◆ **EXTRAIT DU TEXTE**:
────────────────────
L'entreprise des années 80 a tenté de remplir
le vide laissé par l'effondrement des grands courants idéologiques,
religieux ou politiques. Elle s'est faite religion, avec ses prêtres,
les managers, et ses rites, l'adoration de l'ordinateur. Ce culte a permis
de réaliser des objets et des services que l'on imaginait à
peine quelques dizaines d'années auparavant. Mais dans le même
temps, il a créé une illusion, celle de l'entreprise comme
seul référant moral et comme lieu privilégié
de l'insertion sociale. Dans le même temps, le rêve informatique,
né de la notion même de progrès scientifique et technologique,
devait permettre de résoudre toute une série de questions
sociales en donnant aux hommes des informations et des automates pour soulager
les peines et vaincre les contraintes du temps. En fait, une contradiction
est devenue de plus en plus évidente entre le développement
des entreprises et celui de la société.
La plupart des analyses cherchent des réponses économiques.
Comme si la croissance était la solution à cette crise. Ces
"solutions" ne font qu'aggraver le mal. En augmentant la productivité
et la compétitivité de façon aveugle, on ne fait qu'alimenter
un système qui est en train de s'auto-détruire.
Ce qui devait aller vers plus de progrès et vers un
travail plus satisfaisant débouche en réalité sur
un bouleversement socio-économique que d'aucuns nomment chaos. Mais
il s'agit moins d'une crise économique que d'une crise de l'imaginaire,
d'une perte de sens. Les effets créés par l'idéologie
managériale et le rêve technologique sont en telle contradiction
avec le système social que la crise touche le sens, c'est-à-dire
l'espace d'aspiration, d'espérance, non seulement pour l'individu
pris à part, mais pour la société dans son ensemble.
Il n'y a plus cohérence entre le progrès économique,
le progrès technologique et le progrès social.
Le système du management des années 80
Le "cadre" des années 60-70 a fait place au "manager"
des années 80. Dans le même temps, l'ordinateur s'est immiscé
partout dans l'entreprise. En vingt ans de progrès technologiques,
sa taille s'est faite discrète, sa puissance extraordinaire. Les
évolutions de l'ordinateur ont influé sur le comportement
des managers, et inversement. Car, depuis Taylor le management a été
dominé par le paradigme scientifique déterministe : réduire
l'incertitude et rendre l'avenir prévisible. L'entreprise a donc
été conçue comme une machine avec des rouages d'une
implacable fiabilité. Et quoi de plus merveilleux que l'ordinateur
pour appliquer ce principe ?
Le management a, en effet, trouvé une formidable opportunité
dans l'informatique pour faire appliquer ses principes. L'outil ordinateur
a servi de support de transformation pour distribuer les rôles, enchaîner
les tâches, communiquer les informations, rendre responsable jusqu'au
bout de la chaîne de décision. La technique s'est imbriquée
dans l'économique pour tisser un réseau de pouvoir. Les chiffres
parlent d'eux-mêmes : 91% des cadres en France disent utiliser les
technologies nouvelles (informatique, minitel, télécopie,
vidéo). Un rapport du Ministère du Travail (1)
────────────────────
◆ **LISTE DU MATÉRIEL**:
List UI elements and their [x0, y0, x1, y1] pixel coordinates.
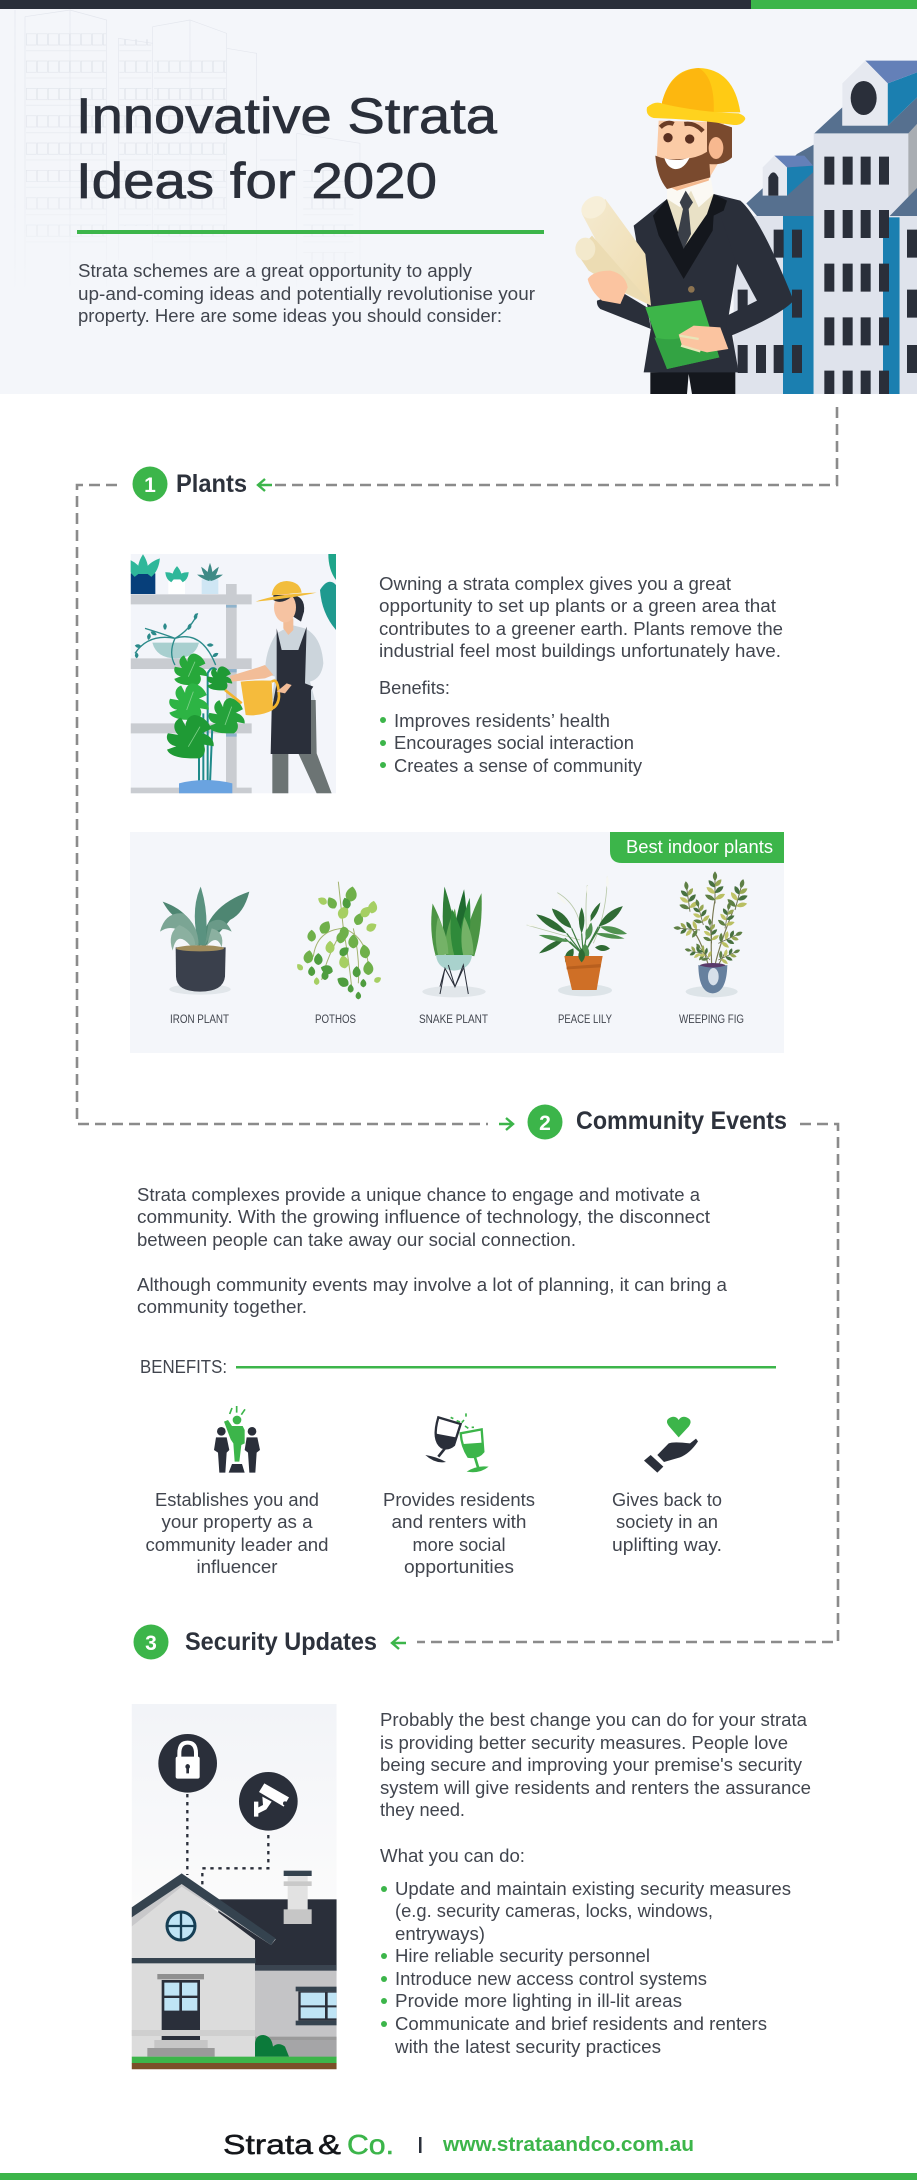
intro text: Strata schemes are a great opportunity to apply	[78, 261, 472, 281]
security action list: Update and maintain existing security measures	[395, 1879, 791, 1899]
heading: community events: 2	[539, 1112, 551, 1135]
heading: community events	[499, 1104, 787, 1140]
plant: peace lily	[526, 875, 628, 996]
security action list: Hire reliable security personnel	[395, 1946, 650, 1966]
benefit text: leader: influencer	[196, 1557, 278, 1577]
benefit text: leader: Establishes you and	[155, 1490, 319, 1510]
heading: community events: Community Events	[576, 1107, 787, 1135]
plant labels	[170, 1014, 744, 1026]
plants benefits list	[380, 711, 642, 776]
plant labels: WEEPING FIG	[679, 1014, 744, 1026]
title: Ideas for 2020	[76, 153, 437, 209]
plant labels: POTHOS	[315, 1014, 356, 1026]
centre tower	[814, 61, 917, 394]
benefit text: society: society in an	[616, 1512, 718, 1532]
heading: plants: Plants	[176, 470, 247, 498]
community events body text	[137, 1185, 728, 1317]
icon: toasting glasses	[425, 1413, 489, 1472]
benefit text: society	[612, 1490, 722, 1555]
security body text: is providing better security measures. People love	[380, 1733, 788, 1753]
plant labels: IRON PLANT	[170, 1014, 229, 1026]
plants benefits list: Creates a sense of community	[394, 756, 642, 776]
illustration: gardener	[122, 554, 336, 793]
security body text: they need.	[380, 1800, 465, 1820]
benefit text: leader: your property as a	[162, 1512, 314, 1532]
connector: plants to community events	[77, 485, 488, 1124]
background building line art	[14, 10, 360, 236]
plant: snake plant	[422, 886, 488, 997]
community events body text: Although community events may involve a lot of planning, it can bring a	[137, 1275, 728, 1295]
illustration: house with security	[132, 1704, 337, 2069]
footer divider	[419, 2137, 422, 2153]
security action list: Introduce new access control systems	[395, 1969, 707, 1989]
benefit text: social: opportunities	[404, 1557, 514, 1577]
intro text: property. Here are some ideas you should consider:	[78, 306, 502, 326]
footer logo: &	[318, 2129, 341, 2160]
benefit text: social	[383, 1490, 535, 1577]
intro text	[78, 261, 535, 326]
icon: leader	[214, 1406, 260, 1473]
security action list: with the latest security practices	[394, 2037, 661, 2057]
benefit text: society: uplifting way.	[612, 1535, 722, 1555]
bottom bar	[0, 2173, 917, 2180]
plant: pothos	[295, 882, 382, 999]
security action list: Communicate and brief residents and renters	[395, 2014, 767, 2034]
top bar	[0, 0, 917, 9]
tag: best indoor plants: Best indoor plants	[626, 837, 773, 857]
panel: best indoor plants	[130, 832, 784, 1053]
benefit text: social: and renters with	[392, 1512, 526, 1532]
benefit text: leader: community leader and	[146, 1535, 328, 1555]
heading: plants: 1	[144, 474, 156, 497]
panel: hero	[0, 9, 917, 394]
plants body text: contributes to a greener earth. Plants remove the	[379, 619, 783, 639]
heading: plants	[132, 466, 272, 502]
plants benefits list: Improves residents’ health	[394, 711, 610, 731]
security action list: (e.g. security cameras, locks, windows,	[395, 1901, 713, 1921]
security body text: What you can do:	[380, 1846, 525, 1866]
security action list: Provide more lighting in ill-lit areas	[395, 1991, 682, 2011]
benefit text: social: more social	[412, 1535, 506, 1555]
tag: best indoor plants	[610, 832, 784, 863]
plants body text: opportunity to set up plants or a green area that	[379, 596, 776, 616]
heading: security updates: Security Updates	[185, 1628, 377, 1656]
footer logo: Strata	[223, 2129, 314, 2160]
connector: hero to plants	[275, 407, 837, 485]
monstera leaves	[167, 653, 245, 758]
intro text: up-and-coming ideas and potentially revolutionise your	[78, 284, 535, 304]
security body text	[380, 1710, 811, 1866]
icon: camera	[239, 1772, 298, 1831]
title: Innovative Strata	[76, 88, 497, 144]
plant: iron plant	[160, 887, 249, 995]
benefits label and rule: BENEFITS:	[140, 1357, 227, 1377]
builder figure	[575, 68, 794, 394]
community events body text: community together.	[137, 1297, 307, 1317]
plants body text: Owning a strata complex gives you a great	[379, 574, 731, 594]
security body text: being secure and improving your premise's security	[380, 1755, 802, 1775]
connector: community events to security updates	[417, 1124, 838, 1642]
plants benefits list: Encourages social interaction	[394, 733, 634, 753]
security action list	[381, 1879, 791, 2057]
security body text: system will give residents and renters the assurance	[380, 1778, 811, 1798]
plants body text: Benefits:	[379, 678, 450, 698]
footer logo	[223, 2129, 394, 2160]
community events body text: Strata complexes provide a unique chance to engage and motivate a	[137, 1185, 701, 1205]
left building	[734, 145, 814, 394]
footer website: www.strataandco.com.au	[442, 2134, 694, 2156]
security action list: entryways)	[395, 1924, 485, 1944]
benefit text: society: Gives back to	[612, 1490, 722, 1510]
icon: heart in hand	[644, 1417, 698, 1473]
title rule	[77, 230, 544, 234]
community events body text: community. With the growing influence of technology, the disconnect	[137, 1207, 710, 1227]
footer logo: Co.	[347, 2129, 394, 2160]
plant: weeping fig	[673, 871, 754, 997]
illustration: builder and buildings	[575, 61, 917, 394]
plant labels: SNAKE PLANT	[419, 1014, 488, 1026]
community events body text: between people can take away our social connection.	[137, 1230, 576, 1250]
plants body text: industrial feel most buildings unfortunately have.	[379, 641, 781, 661]
security body text: Probably the best change you can do for your strata	[380, 1710, 808, 1730]
heading: security updates	[134, 1624, 406, 1660]
title	[76, 88, 497, 209]
icon: lock	[158, 1734, 217, 1793]
heading: security updates: 3	[145, 1632, 157, 1655]
benefit text: social: Provides residents	[383, 1490, 535, 1510]
plants body text	[379, 574, 783, 698]
plant labels: PEACE LILY	[558, 1014, 612, 1026]
dotted connectors	[187, 1794, 268, 1888]
benefit text: leader	[146, 1490, 328, 1577]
────────────────────
◆ **TÂCHES À RÉALISER**:
1. D'après le texte sur le management des années 80, quel pourcentage des cadres en France disent utiliser les technologies nouvelles ?
2. Comment traduire en anglais la phrase « La plupart des analyses cherchent des réponses économiques. », tirée du texte sur le management des années 80 ?
3. Pouvez-vous prolonger le texte sur le management et l'informatique des années 80 à partir de l'endroit où il s'arrête ?
Ce matériel est distinct du texte sur le management des années 80.

◆ **RÉSULTATS ATTENDUS**:
1. 91 %.

2. Most analyses look for economic answers.

3.
note que les écarts entre groupes sociaux face à l'utilisation
de l'informatique se sont réduits, mais qualifie de "véritable
fossé" l'écart qui sépare les cadres des ouvriers.
Le rapport ajoute que, loin d'être un accessoire, l'ordinateur est
employé au moins trois heures par jour par la moitié des
utilisateurs, et que les nouvelles technologies restent "un moyen et
symbole du pouvoir de s'informer et de communiquer".
Ce phénomène a tendance à s'accentuer
pour des raisons objectives qui tiennent à la place des managers
dans la société. Comme leur fonction leur procure un statut
social envié, ils ont besoin d'une assurance de stabilité
sociale. Cette assurance est trouvée dans l'informatique, où
ils peuvent capter une valeur ajoutée, notamment pour les informations
qu'ils doivent apporter à leurs supérieurs. L'ordinateur
se retrouve donc le point de convergence entre l'intérêt particulier
des managers et celui des organisations qui les emploient.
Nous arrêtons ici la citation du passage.